Set task: Determine the count of lines holding the string "title". Return only the number.

>> Start Information supplied

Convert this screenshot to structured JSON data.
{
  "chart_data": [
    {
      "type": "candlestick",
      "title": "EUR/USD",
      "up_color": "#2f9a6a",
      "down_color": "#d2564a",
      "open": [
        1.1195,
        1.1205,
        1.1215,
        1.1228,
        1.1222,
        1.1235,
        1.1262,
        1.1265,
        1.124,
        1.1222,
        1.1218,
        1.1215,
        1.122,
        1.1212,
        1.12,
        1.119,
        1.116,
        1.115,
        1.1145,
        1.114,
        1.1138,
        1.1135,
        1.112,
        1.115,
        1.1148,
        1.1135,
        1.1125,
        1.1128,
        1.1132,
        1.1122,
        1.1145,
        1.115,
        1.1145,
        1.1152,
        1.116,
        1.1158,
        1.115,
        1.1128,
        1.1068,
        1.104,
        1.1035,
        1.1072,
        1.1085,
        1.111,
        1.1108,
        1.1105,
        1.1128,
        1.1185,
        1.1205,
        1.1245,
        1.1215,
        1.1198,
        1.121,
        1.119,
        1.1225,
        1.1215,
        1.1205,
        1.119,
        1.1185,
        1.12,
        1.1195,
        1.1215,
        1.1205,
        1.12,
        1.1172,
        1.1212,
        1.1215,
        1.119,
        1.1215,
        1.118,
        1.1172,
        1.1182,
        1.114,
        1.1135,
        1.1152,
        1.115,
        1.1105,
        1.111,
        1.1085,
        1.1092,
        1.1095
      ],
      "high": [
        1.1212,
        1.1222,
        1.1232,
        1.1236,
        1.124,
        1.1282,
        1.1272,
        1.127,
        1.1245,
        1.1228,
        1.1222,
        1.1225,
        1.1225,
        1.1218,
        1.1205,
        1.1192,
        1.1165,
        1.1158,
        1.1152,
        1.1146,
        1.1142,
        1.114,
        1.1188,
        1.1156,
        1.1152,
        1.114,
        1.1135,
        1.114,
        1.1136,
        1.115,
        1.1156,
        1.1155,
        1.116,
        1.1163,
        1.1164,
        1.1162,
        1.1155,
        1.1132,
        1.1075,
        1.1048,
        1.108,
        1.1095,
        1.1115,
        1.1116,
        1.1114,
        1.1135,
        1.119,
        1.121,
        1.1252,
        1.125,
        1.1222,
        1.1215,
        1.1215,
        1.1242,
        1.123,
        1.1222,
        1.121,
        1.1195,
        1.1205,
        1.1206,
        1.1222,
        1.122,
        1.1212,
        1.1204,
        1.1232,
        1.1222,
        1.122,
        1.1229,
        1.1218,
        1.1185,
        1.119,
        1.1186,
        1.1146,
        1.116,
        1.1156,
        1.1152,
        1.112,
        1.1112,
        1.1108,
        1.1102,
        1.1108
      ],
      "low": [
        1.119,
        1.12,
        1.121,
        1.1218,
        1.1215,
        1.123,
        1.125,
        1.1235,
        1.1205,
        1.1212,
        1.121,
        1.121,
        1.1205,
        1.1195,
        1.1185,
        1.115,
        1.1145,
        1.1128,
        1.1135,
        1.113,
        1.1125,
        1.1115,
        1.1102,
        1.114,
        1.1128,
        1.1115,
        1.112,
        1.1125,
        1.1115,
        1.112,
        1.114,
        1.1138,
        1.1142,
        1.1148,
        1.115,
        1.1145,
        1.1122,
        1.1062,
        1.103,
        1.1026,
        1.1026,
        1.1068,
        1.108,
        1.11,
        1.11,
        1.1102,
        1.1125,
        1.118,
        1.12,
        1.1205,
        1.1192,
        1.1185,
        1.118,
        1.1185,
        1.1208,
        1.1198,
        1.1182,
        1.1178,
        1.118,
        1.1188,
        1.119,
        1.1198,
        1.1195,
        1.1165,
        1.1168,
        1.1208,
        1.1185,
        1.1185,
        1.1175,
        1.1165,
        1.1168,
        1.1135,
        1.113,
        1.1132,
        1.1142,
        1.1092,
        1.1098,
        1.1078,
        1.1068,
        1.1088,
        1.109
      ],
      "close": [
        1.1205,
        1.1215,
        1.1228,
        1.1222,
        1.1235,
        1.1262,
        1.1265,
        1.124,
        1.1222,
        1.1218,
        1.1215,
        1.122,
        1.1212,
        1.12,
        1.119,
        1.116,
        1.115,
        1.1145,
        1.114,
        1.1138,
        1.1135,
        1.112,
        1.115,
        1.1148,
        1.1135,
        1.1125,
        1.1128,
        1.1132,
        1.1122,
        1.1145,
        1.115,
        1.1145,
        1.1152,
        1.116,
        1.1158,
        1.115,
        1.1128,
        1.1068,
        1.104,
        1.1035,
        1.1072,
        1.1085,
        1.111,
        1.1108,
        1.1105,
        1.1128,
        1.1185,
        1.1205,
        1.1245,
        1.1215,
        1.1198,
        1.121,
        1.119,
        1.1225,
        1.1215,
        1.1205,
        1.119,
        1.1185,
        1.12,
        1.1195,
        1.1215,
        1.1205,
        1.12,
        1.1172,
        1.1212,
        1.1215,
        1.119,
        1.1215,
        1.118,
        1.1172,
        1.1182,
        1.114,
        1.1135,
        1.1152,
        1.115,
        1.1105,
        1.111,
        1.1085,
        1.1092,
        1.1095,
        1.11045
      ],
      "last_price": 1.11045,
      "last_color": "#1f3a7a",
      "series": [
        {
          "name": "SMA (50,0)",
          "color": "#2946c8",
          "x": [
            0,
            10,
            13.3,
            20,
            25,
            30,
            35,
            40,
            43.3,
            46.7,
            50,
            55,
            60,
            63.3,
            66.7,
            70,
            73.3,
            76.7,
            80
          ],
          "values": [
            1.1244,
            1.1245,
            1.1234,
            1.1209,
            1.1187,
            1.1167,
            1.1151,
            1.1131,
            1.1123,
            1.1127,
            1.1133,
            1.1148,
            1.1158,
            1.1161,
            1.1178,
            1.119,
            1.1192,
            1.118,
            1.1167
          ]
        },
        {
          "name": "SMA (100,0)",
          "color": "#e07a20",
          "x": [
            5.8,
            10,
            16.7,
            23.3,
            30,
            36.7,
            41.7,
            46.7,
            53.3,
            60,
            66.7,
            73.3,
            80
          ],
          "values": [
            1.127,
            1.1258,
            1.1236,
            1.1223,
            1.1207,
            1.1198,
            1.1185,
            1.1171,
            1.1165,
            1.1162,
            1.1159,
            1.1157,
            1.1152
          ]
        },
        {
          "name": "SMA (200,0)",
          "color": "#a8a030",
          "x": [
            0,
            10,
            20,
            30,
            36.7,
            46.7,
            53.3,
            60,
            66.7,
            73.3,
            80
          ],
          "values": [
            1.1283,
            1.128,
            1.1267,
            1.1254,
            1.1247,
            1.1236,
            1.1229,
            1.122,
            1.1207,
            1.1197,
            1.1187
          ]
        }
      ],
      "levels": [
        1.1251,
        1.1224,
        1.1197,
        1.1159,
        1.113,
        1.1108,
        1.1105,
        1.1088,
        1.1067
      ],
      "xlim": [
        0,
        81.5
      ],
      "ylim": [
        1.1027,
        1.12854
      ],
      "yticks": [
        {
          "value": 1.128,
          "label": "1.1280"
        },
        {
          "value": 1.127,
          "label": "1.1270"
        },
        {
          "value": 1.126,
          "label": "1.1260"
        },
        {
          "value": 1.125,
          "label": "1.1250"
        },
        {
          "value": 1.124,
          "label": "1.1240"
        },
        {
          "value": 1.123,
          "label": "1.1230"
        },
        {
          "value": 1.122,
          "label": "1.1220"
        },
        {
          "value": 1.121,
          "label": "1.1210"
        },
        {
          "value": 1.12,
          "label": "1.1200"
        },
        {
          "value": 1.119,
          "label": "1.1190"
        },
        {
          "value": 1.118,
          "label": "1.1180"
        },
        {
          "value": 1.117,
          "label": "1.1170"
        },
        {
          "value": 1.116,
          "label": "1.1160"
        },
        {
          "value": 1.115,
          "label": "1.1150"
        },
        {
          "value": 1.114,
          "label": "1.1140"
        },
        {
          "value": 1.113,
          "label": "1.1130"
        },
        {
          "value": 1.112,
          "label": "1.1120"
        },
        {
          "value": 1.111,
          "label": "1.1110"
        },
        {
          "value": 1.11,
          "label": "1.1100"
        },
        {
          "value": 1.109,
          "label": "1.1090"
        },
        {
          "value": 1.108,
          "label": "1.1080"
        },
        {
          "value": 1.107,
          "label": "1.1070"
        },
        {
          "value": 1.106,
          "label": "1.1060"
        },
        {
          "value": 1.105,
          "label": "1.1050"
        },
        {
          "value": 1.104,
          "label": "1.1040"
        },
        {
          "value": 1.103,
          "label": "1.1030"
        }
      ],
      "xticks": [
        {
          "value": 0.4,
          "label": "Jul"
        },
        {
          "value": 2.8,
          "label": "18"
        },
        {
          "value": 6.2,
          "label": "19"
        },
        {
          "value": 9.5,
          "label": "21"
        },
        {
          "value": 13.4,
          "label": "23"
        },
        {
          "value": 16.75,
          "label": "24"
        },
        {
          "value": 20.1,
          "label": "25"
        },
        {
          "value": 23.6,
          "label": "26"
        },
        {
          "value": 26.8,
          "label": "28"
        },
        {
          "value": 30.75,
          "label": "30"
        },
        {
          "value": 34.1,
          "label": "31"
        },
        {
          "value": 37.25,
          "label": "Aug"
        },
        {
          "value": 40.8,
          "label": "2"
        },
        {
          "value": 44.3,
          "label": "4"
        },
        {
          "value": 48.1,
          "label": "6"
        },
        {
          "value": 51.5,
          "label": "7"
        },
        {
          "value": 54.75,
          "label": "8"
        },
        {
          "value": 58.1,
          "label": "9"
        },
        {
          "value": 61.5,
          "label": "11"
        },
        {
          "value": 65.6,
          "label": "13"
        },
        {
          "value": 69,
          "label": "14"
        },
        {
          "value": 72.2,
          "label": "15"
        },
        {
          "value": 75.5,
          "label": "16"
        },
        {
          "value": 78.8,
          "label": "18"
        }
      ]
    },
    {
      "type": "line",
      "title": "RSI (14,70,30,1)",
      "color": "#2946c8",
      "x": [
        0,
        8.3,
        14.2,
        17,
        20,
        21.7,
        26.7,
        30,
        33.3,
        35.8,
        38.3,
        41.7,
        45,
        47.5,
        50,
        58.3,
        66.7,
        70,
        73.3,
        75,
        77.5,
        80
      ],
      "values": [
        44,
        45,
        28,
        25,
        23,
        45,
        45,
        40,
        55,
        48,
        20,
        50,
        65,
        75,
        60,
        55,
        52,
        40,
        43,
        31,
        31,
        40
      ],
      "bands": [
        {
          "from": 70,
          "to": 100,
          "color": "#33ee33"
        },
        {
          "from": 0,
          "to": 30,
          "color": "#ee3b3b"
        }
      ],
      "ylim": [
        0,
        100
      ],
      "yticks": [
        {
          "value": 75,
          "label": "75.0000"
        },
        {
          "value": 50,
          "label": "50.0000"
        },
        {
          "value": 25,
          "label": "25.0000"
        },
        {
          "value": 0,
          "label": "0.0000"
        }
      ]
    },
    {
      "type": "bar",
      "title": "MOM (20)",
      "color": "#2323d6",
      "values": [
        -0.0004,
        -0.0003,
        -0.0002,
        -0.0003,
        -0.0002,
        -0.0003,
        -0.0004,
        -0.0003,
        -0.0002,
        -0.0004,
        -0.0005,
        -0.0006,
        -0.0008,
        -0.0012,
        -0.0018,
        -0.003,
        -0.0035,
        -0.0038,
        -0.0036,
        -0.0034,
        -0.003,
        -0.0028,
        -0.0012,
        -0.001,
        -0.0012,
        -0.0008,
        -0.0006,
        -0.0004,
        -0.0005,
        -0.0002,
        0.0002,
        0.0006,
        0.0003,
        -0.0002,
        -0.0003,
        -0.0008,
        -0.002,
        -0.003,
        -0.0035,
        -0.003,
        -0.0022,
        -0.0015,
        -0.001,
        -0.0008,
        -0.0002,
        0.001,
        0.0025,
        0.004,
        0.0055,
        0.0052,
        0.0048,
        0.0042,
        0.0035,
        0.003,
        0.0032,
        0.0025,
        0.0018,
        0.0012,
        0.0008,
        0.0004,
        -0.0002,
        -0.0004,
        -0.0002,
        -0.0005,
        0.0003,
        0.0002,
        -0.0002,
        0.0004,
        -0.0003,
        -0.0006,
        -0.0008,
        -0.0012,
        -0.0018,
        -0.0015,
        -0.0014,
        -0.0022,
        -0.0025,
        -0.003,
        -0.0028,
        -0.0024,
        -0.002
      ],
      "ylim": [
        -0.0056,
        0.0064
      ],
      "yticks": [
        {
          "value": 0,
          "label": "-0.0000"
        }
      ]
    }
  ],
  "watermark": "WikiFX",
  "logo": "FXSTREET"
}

>> End Information supplied

The completed task: 3